### Article

- - - - - - -

Things have changed in Sage since two years ago though, and nowadays inputting 2 + 3*I gives an element in QQ[i] rather than in the symbolic ring, so the discussion at Ask Sage question 44894 is somewhat obsolete, and it's good you asked again.

@slelievre : Would you care to explain :

sage: (2+3*I).parent()
Number Field in I with defining polynomial x^2 + 1 with I = 1*I
sage: ((2+3*I)*x).coefficient(x).parent()
Symbolic Ring


Also:

sage: QQ[i]
Number Field in I with defining polynomial x^2 + 1 with I = 1*I
sage: (2+3*I).parent()
Number Field in I with defining polynomial x^2 + 1 with I = 1*I
sage: (2+3*I).parent() == QQ[i]
False


This might deserve some documentation, possibly in the tutorials...

- - - - - - -

### The task
Please copy out the whole forum post on Sage complex numbers word for word.

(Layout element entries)
- - - - - - -

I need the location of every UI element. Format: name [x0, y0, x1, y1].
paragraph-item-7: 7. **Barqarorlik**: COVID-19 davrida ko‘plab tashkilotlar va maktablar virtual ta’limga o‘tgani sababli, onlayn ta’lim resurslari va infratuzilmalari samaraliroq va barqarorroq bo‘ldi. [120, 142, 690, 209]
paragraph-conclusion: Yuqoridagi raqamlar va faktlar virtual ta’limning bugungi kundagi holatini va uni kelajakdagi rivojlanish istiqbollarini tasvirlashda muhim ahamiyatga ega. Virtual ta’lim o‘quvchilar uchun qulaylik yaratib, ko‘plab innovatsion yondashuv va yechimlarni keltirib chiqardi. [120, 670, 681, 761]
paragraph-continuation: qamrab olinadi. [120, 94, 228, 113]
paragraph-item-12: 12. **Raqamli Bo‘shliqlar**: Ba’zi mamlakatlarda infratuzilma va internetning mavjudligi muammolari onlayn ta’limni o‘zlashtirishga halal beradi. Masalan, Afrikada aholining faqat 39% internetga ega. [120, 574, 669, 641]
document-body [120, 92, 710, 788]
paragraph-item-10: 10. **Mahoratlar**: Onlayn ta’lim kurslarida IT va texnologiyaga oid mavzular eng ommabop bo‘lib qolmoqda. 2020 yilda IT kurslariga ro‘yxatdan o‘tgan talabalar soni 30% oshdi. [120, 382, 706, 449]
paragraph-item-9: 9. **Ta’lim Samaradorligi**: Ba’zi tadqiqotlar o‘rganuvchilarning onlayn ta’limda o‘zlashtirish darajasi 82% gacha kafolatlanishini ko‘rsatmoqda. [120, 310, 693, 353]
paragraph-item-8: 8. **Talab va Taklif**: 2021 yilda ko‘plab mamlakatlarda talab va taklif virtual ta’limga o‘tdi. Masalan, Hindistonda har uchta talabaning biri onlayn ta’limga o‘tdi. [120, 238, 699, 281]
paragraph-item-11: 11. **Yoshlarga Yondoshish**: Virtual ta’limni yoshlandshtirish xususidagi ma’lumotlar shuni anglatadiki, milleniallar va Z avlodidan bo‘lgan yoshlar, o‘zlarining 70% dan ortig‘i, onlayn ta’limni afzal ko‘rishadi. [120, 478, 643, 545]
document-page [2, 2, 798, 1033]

- - - - - - -

### Exercise answer
Things have changed in Sage since two years ago though, and nowadays inputting 2 + 3*I gives an element in QQ[i] rather than in the symbolic ring, so the discussion at Ask Sage question 44894 is somewhat obsolete, and it's good you asked again.

@slelievre : Would you care to explain :

sage: (2+3*I).parent()
Number Field in I with defining polynomial x^2 + 1 with I = 1*I
sage: ((2+3*I)*x).coefficient(x).parent()
Symbolic Ring


Also:

sage: QQ[i]
Number Field in I with defining polynomial x^2 + 1 with I = 1*I
sage: (2+3*I).parent()
Number Field in I with defining polynomial x^2 + 1 with I = 1*I
sage: (2+3*I).parent() == QQ[i]
False


This might deserve some documentation, possibly in the tutorials...